### [What you are asked to do]
Drop the pictures; give again exactly the lines from the one holding "What text is on this page?" through the end of the data.

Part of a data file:
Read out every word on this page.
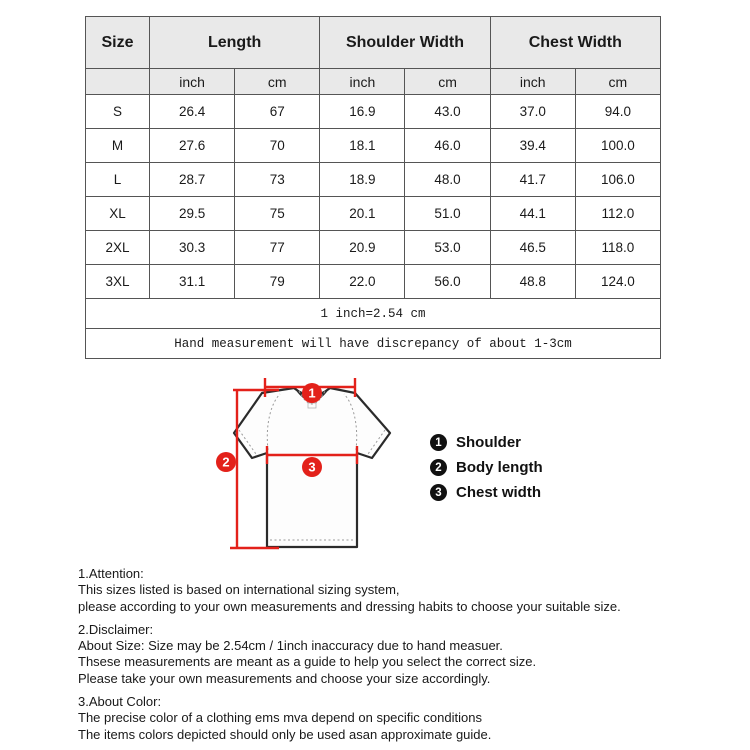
Size	Length		Shoulder Width		Chest Width	
	inch	cm	inch	cm	inch	cm
S	26.4	67	16.9	43.0	37.0	94.0
M	27.6	70	18.1	46.0	39.4	100.0
L	28.7	73	18.9	48.0	41.7	106.0
XL	29.5	75	20.1	51.0	44.1	112.0
2XL	30.3	77	20.9	53.0	46.5	118.0
3XL	31.1	79	22.0	56.0	48.8	124.0
1 inch=2.54 cm						
Hand measurement will have discrepancy of about 1-3cm						
1
2	3
1 Shoulder
2 Body length
3 Chest width
1.Attention:
This sizes listed is based on international sizing system,
please according to your own measurements and dressing habits to choose your suitable size.
2.Disclaimer:
About Size: Size may be 2.54cm / 1inch inaccuracy due to hand measuer.
Thsese measurements are meant as a guide to help you select the correct size.
Please take your own measurements and choose your size accordingly.
3.About Color:
The precise color of a clothing ems mva depend on specific conditions
The items colors depicted should only be used asan approximate guide.
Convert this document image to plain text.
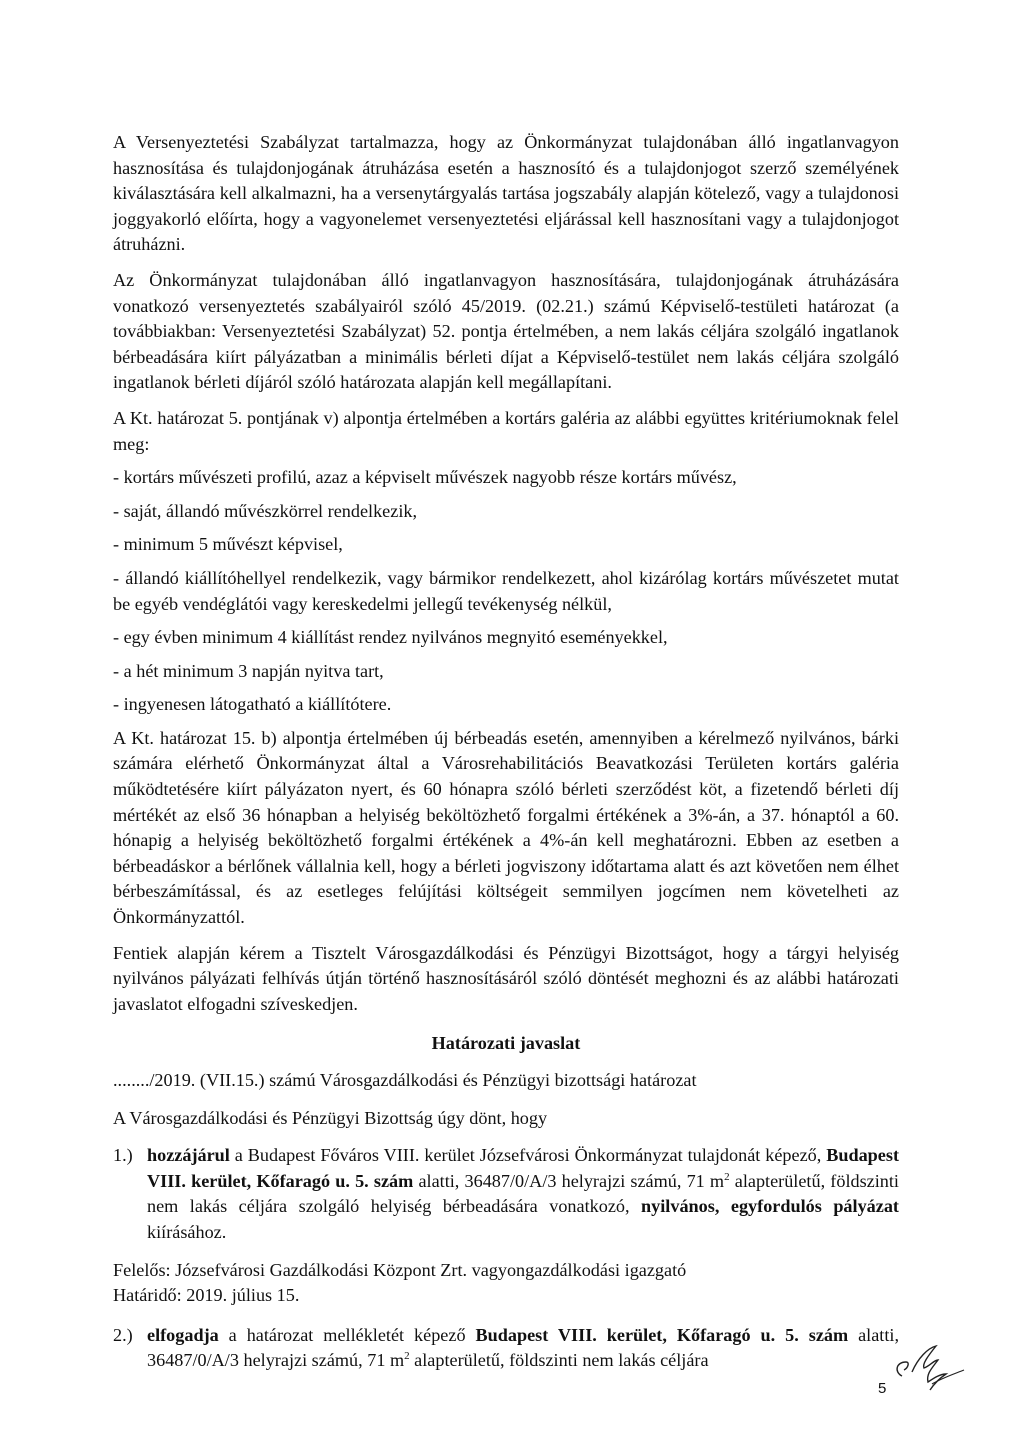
A Versenyeztetési Szabályzat tartalmazza, hogy az Önkormányzat tulajdonában álló ingatlanvagyon hasznosítása és tulajdonjogának átruházása esetén a hasznosító és a tulajdonjogot szerző személyének kiválasztására kell alkalmazni, ha a versenytárgyalás tartása jogszabály alapján kötelező, vagy a tulajdonosi joggyakorló előírta, hogy a vagyonelemet versenyeztetési eljárással kell hasznosítani vagy a tulajdonjogot átruházni.

Az Önkormányzat tulajdonában álló ingatlanvagyon hasznosítására, tulajdonjogának átruházására vonatkozó versenyeztetés szabályairól szóló 45/2019. (02.21.) számú Képviselő-testületi határozat (a továbbiakban: Versenyeztetési Szabályzat) 52. pontja értelmében, a nem lakás céljára szolgáló ingatlanok bérbeadására kiírt pályázatban a minimális bérleti díjat a Képviselő-testület nem lakás céljára szolgáló ingatlanok bérleti díjáról szóló határozata alapján kell megállapítani.

A Kt. határozat 5. pontjának v) alpontja értelmében a kortárs galéria az alábbi együttes kritériumoknak felel meg:

- kortárs művészeti profilú, azaz a képviselt művészek nagyobb része kortárs művész,

- saját, állandó művészkörrel rendelkezik,

- minimum 5 művészt képvisel,

- állandó kiállítóhellyel rendelkezik, vagy bármikor rendelkezett, ahol kizárólag kortárs művészetet mutat be egyéb vendéglátói vagy kereskedelmi jellegű tevékenység nélkül,

- egy évben minimum 4 kiállítást rendez nyilvános megnyitó eseményekkel,

- a hét minimum 3 napján nyitva tart,

- ingyenesen látogatható a kiállítótere.

A Kt. határozat 15. b) alpontja értelmében új bérbeadás esetén, amennyiben a kérelmező nyilvános, bárki számára elérhető Önkormányzat által a Városrehabilitációs Beavatkozási Területen kortárs galéria működtetésére kiírt pályázaton nyert, és 60 hónapra szóló bérleti szerződést köt, a fizetendő bérleti díj mértékét az első 36 hónapban a helyiség beköltözhető forgalmi értékének a 3%-án, a 37. hónaptól a 60. hónapig a helyiség beköltözhető forgalmi értékének a 4%-án kell meghatározni. Ebben az esetben a bérbeadáskor a bérlőnek vállalnia kell, hogy a bérleti jogviszony időtartama alatt és azt követően nem élhet bérbeszámítással, és az esetleges felújítási költségeit semmilyen jogcímen nem követelheti az Önkormányzattól.

Fentiek alapján kérem a Tisztelt Városgazdálkodási és Pénzügyi Bizottságot, hogy a tárgyi helyiség nyilvános pályázati felhívás útján történő hasznosításáról szóló döntését meghozni és az alábbi határozati javaslatot elfogadni szíveskedjen.

Határozati javaslat

......../2019. (VII.15.) számú Városgazdálkodási és Pénzügyi bizottsági határozat

A Városgazdálkodási és Pénzügyi Bizottság úgy dönt, hogy

1.) hozzájárul a Budapest Főváros VIII. kerület Józsefvárosi Önkormányzat tulajdonát képező, Budapest VIII. kerület, Kőfaragó u. 5. szám alatti, 36487/0/A/3 helyrajzi számú, 71 $m^2$ alapterületű, földszinti nem lakás céljára szolgáló helyiség bérbeadására vonatkozó, nyilvános, egyfordulós pályázat kiírásához.

Felelős: Józsefvárosi Gazdálkodási Központ Zrt. vagyongazdálkodási igazgató

Határidő: 2019. július 15.

2.) elfogadja a határozat mellékletét képező Budapest VIII. kerület, Kőfaragó u. 5. szám alatti, 36487/0/A/3 helyrajzi számú, 71 $m^2$ alapterületű, földszinti nem lakás céljára
5
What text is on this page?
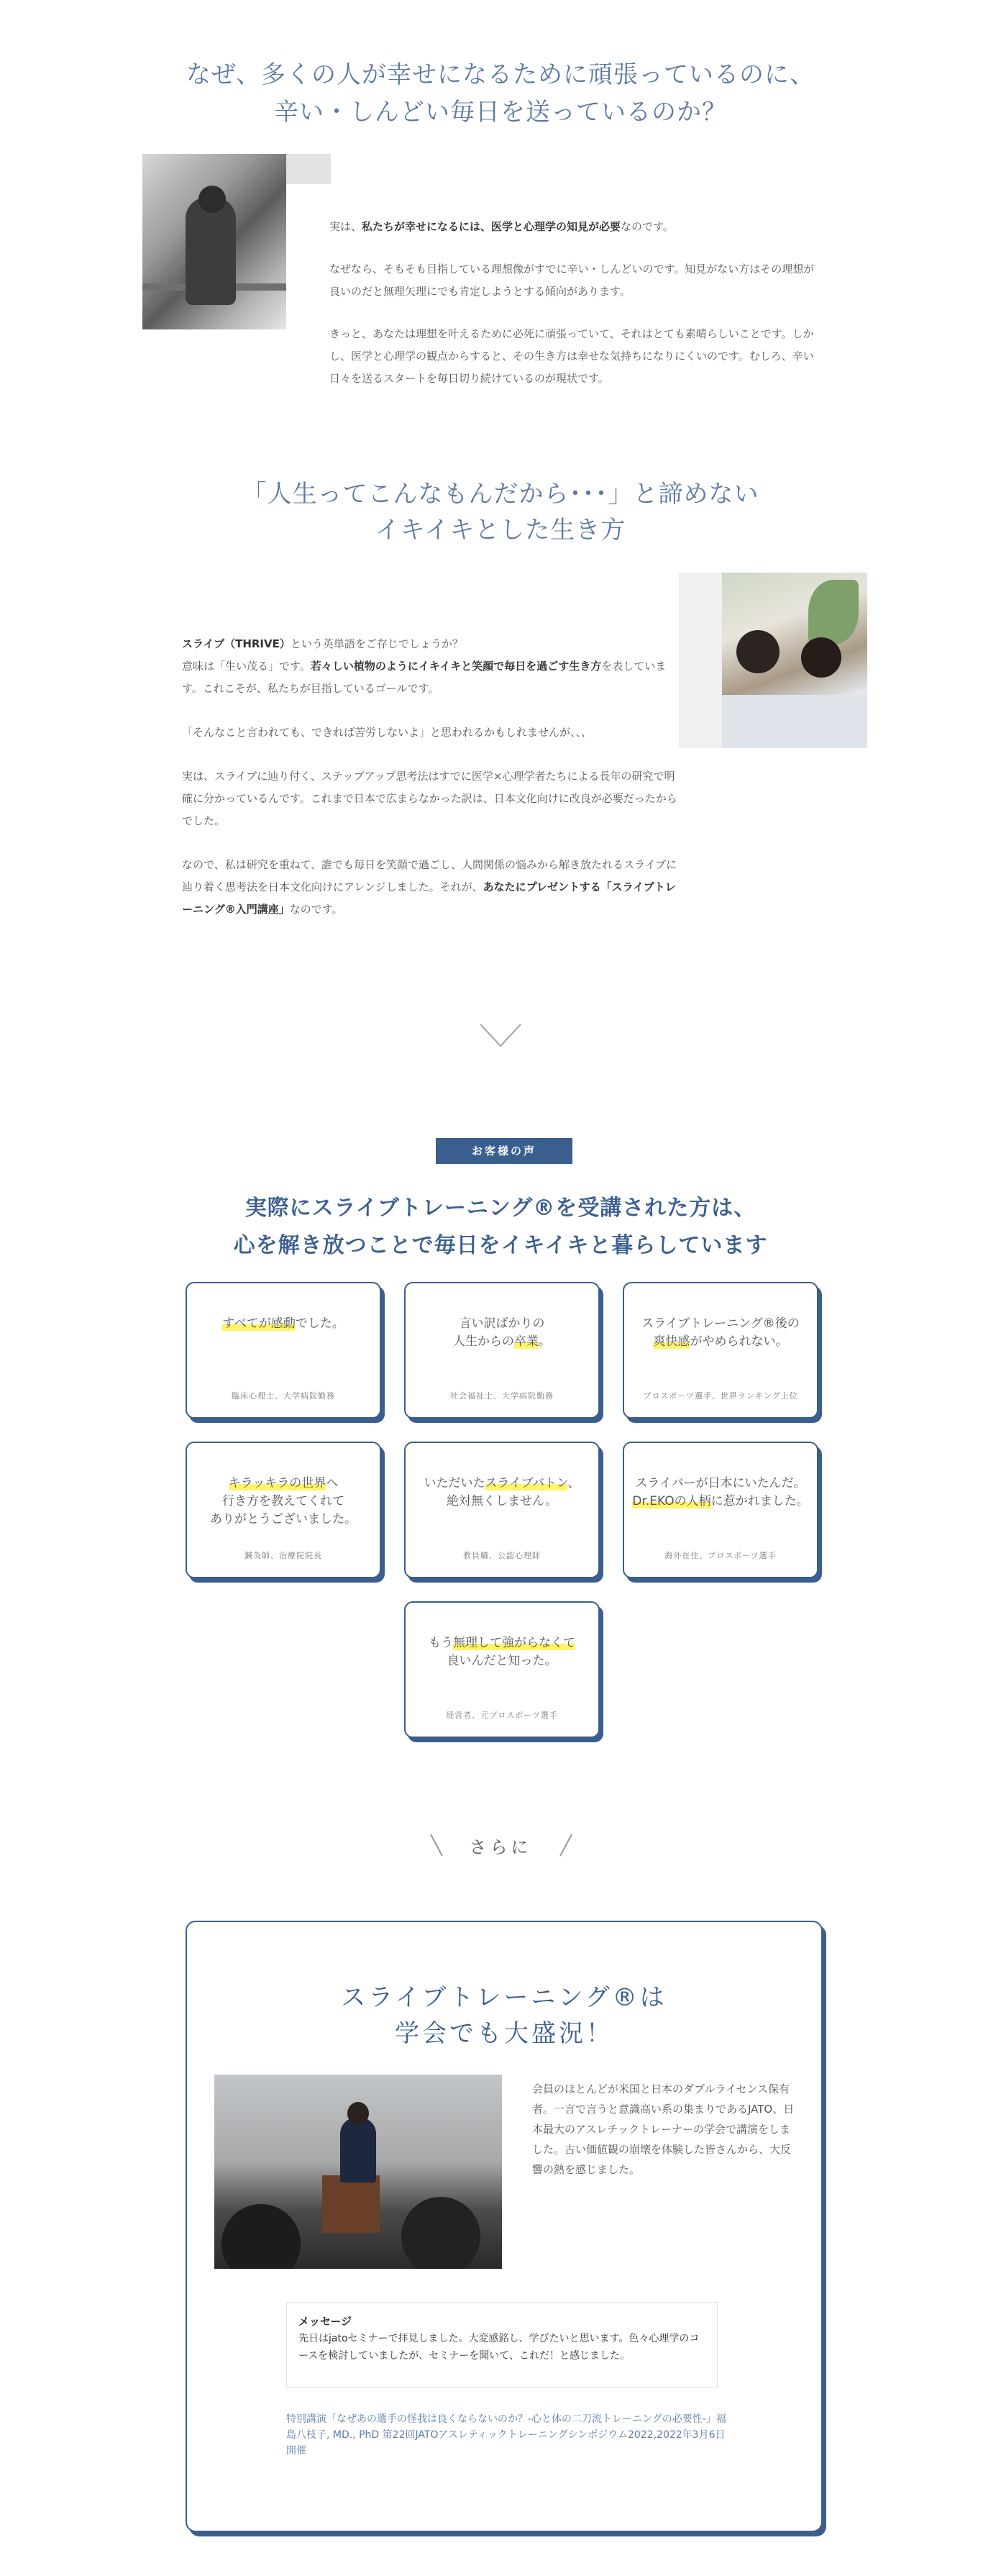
なぜ、多くの人が幸せになるために頑張っているのに、
辛い・しんどい毎日を送っているのか？

実は、私たちが幸せになるには、医学と心理学の知見が必要なのです。

なぜなら、そもそも目指している理想像がすでに辛い・しんどいのです。知見がない方はその理想が良いのだと無理矢理にでも肯定しようとする傾向があります。

きっと、あなたは理想を叶えるために必死に頑張っていて、それはとても素晴らしいことです。しかし、医学と心理学の観点からすると、その生き方は幸せな気持ちになりにくいのです。むしろ、辛い日々を送るスタートを毎日切り続けているのが現状です。

「人生ってこんなもんだから･･･」と諦めない
イキイキとした生き方

スライブ（THRIVE）という英単語をご存じでしょうか？
意味は「生い茂る」です。若々しい植物のようにイキイキと笑顔で毎日を過ごす生き方を表しています。これこそが、私たちが目指しているゴールです。

「そんなこと言われても、できれば苦労しないよ」と思われるかもしれませんが、、、

実は、スライブに辿り付く、ステップアップ思考法はすでに医学×心理学者たちによる長年の研究で明確に分かっているんです。これまで日本で広まらなかった訳は、日本文化向けに改良が必要だったからでした。

なので、私は研究を重ねて、誰でも毎日を笑顔で過ごし、人間関係の悩みから解き放たれるスライブに辿り着く思考法を日本文化向けにアレンジしました。それが、あなたにプレゼントする「スライブトレーニング®入門講座」なのです。

お客様の声
実際にスライブトレーニング®を受講された方は、
心を解き放つことで毎日をイキイキと暮らしています
すべてが感動でした。
臨床心理士、大学病院勤務
言い訳ばかりの
人生からの卒業。
社会福祉士、大学病院勤務
スライブトレーニング®後の
爽快感がやめられない。
プロスポーツ選手、世界ランキング上位
キラッキラの世界へ
行き方を教えてくれて
ありがとうございました。
鍼灸師、治療院院長
いただいたスライブバトン、
絶対無くしません。
教員職、公認心理師
スライバーが日本にいたんだ。
Dr.EKOの人柄に惹かれました。
海外在住、プロスポーツ選手
もう無理して強がらなくて
良いんだと知った。
経営者、元プロスポーツ選手
さらに
スライブトレーニング®は
学会でも大盛況！
会員のほとんどが米国と日本のダブルライセンス保有者。一言で言うと意識高い系の集まりであるJATO、日本最大のアスレチックトレーナーの学会で講演をしました。古い価値観の崩壊を体験した皆さんから、大反響の熱を感じました。
メッセージ
先日はjatoセミナーで拝見しました。大変感銘し、学びたいと思います。色々心理学のコースを検討していましたが、セミナーを聞いて、これだ！と感じました。
特別講演「なぜあの選手の怪我は良くならないのか？-心と体の二刀流トレーニングの必要性-」福島八枝子, MD., PhD 第22回JATOアスレティックトレーニングシンポジウム2022,2022年3月6日開催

### [Written response]
What text is on this page?
なぜ、多くの人が幸せになるために頑張っているのに、
辛い・しんどい毎日を送っているのか？

実は、私たちが幸せになるには、医学と心理学の知見が必要なのです。

なぜなら、そもそも目指している理想像がすでに辛い・しんどいのです。知見がない方はその理想が良いのだと無理矢理にでも肯定しようとする傾向があります。

きっと、あなたは理想を叶えるために必死に頑張っていて、それはとても素晴らしいことです。しかし、医学と心理学の観点からすると、その生き方は幸せな気持ちになりにくいのです。むしろ、辛い日々を送るスタートを毎日切り続けているのが現状です。

「人生ってこんなもんだから･･･」と諦めない
イキイキとした生き方

スライブ（THRIVE）という英単語をご存じでしょうか？
意味は「生い茂る」です。若々しい植物のようにイキイキと笑顔で毎日を過ごす生き方を表しています。これこそが、私たちが目指しているゴールです。

「そんなこと言われても、できれば苦労しないよ」と思われるかもしれませんが、、、

実は、スライブに辿り付く、ステップアップ思考法はすでに医学×心理学者たちによる長年の研究で明確に分かっているんです。これまで日本で広まらなかった訳は、日本文化向けに改良が必要だったからでした。

なので、私は研究を重ねて、誰でも毎日を笑顔で過ごし、人間関係の悩みから解き放たれるスライブに辿り着く思考法を日本文化向けにアレンジしました。それが、あなたにプレゼントする「スライブトレーニング®入門講座」なのです。

お客様の声
実際にスライブトレーニング®を受講された方は、
心を解き放つことで毎日をイキイキと暮らしています
すべてが感動でした。
臨床心理士、大学病院勤務
言い訳ばかりの
人生からの卒業。
社会福祉士、大学病院勤務
スライブトレーニング®後の
爽快感がやめられない。
プロスポーツ選手、世界ランキング上位
キラッキラの世界へ
行き方を教えてくれて
ありがとうございました。
鍼灸師、治療院院長
いただいたスライブバトン、
絶対無くしません。
教員職、公認心理師
スライバーが日本にいたんだ。
Dr.EKOの人柄に惹かれました。
海外在住、プロスポーツ選手
もう無理して強がらなくて
良いんだと知った。
経営者、元プロスポーツ選手
さらに
スライブトレーニング®は
学会でも大盛況！
会員のほとんどが米国と日本のダブルライセンス保有者。一言で言うと意識高い系の集まりであるJATO、日本最大のアスレチックトレーナーの学会で講演をしました。古い価値観の崩壊を体験した皆さんから、大反響の熱を感じました。
メッセージ
先日はjatoセミナーで拝見しました。大変感銘し、学びたいと思います。色々心理学のコースを検討していましたが、セミナーを聞いて、これだ！と感じました。
特別講演「なぜあの選手の怪我は良くならないのか？-心と体の二刀流トレーニングの必要性-」福島八枝子, MD., PhD 第22回JATOアスレティックトレーニングシンポジウム2022,2022年3月6日開催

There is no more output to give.